• [Task description]: Across the entries below, how many lines contain the string "MAGNETICA"? Give only the count.
::::::::
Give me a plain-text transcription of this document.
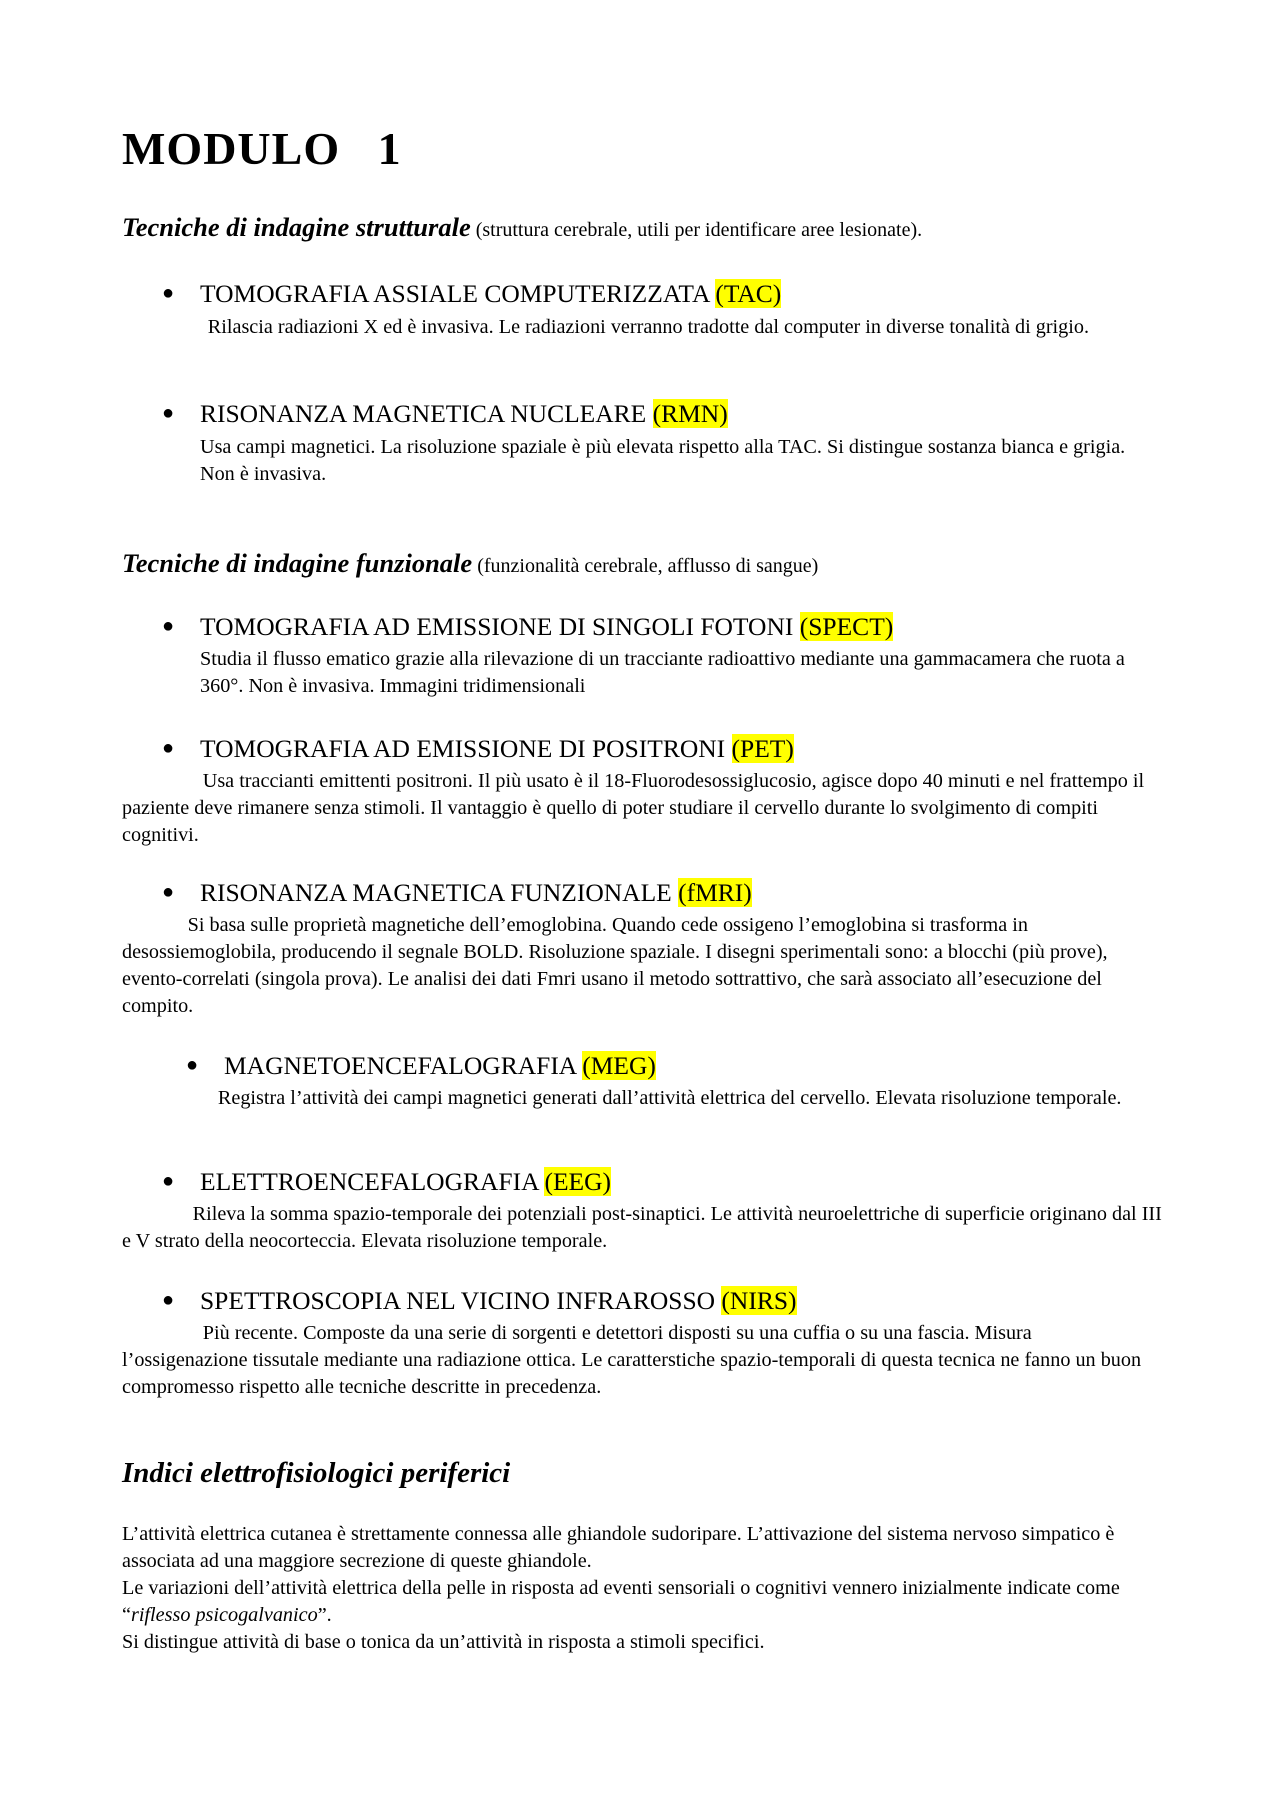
MODULO   1

Tecniche di indagine strutturale (struttura cerebrale, utili per identificare aree lesionate).

● TOMOGRAFIA ASSIALE COMPUTERIZZATA (TAC)

Rilascia radiazioni X ed è invasiva. Le radiazioni verranno tradotte dal computer in diverse tonalità di grigio.

● RISONANZA MAGNETICA NUCLEARE (RMN)

Usa campi magnetici. La risoluzione spaziale è più elevata rispetto alla TAC. Si distingue sostanza bianca e grigia. Non è invasiva.

Tecniche di indagine funzionale (funzionalità cerebrale, afflusso di sangue)

● TOMOGRAFIA AD EMISSIONE DI SINGOLI FOTONI (SPECT)

Studia il flusso ematico grazie alla rilevazione di un tracciante radioattivo mediante una gammacamera che ruota a 360°. Non è invasiva. Immagini tridimensionali

● TOMOGRAFIA AD EMISSIONE DI POSITRONI (PET)

Usa traccianti emittenti positroni. Il più usato è il 18-Fluorodesossiglucosio, agisce dopo 40 minuti e nel frattempo il paziente deve rimanere senza stimoli. Il vantaggio è quello di poter studiare il cervello durante lo svolgimento di compiti cognitivi.

● RISONANZA MAGNETICA FUNZIONALE (fMRI)

Si basa sulle proprietà magnetiche dell’emoglobina. Quando cede ossigeno l’emoglobina si trasforma in desossiemoglobila, producendo il segnale BOLD. Risoluzione spaziale. I disegni sperimentali sono: a blocchi (più prove), evento-correlati (singola prova). Le analisi dei dati Fmri usano il metodo sottrattivo, che sarà associato all’esecuzione del compito.

● MAGNETOENCEFALOGRAFIA (MEG)

Registra l’attività dei campi magnetici generati dall’attività elettrica del cervello. Elevata risoluzione temporale.

● ELETTROENCEFALOGRAFIA (EEG)

Rileva la somma spazio-temporale dei potenziali post-sinaptici. Le attività neuroelettriche di superficie originano dal III e V strato della neocorteccia. Elevata risoluzione temporale.

● SPETTROSCOPIA NEL VICINO INFRAROSSO (NIRS)

Più recente. Composte da una serie di sorgenti e detettori disposti su una cuffia o su una fascia. Misura l’ossigenazione tissutale mediante una radiazione ottica. Le caratterstiche spazio-temporali di questa tecnica ne fanno un buon compromesso rispetto alle tecniche descritte in precedenza.

Indici elettrofisiologici periferici

L’attività elettrica cutanea è strettamente connessa alle ghiandole sudoripare. L’attivazione del sistema nervoso simpatico è associata ad una maggiore secrezione di queste ghiandole.

Le variazioni dell’attività elettrica della pelle in risposta ad eventi sensoriali o cognitivi vennero inizialmente indicate come “riflesso psicogalvanico”.

Si distingue attività di base o tonica da un’attività in risposta a stimoli specifici.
::::::::
• [Answer for this exercise]: 2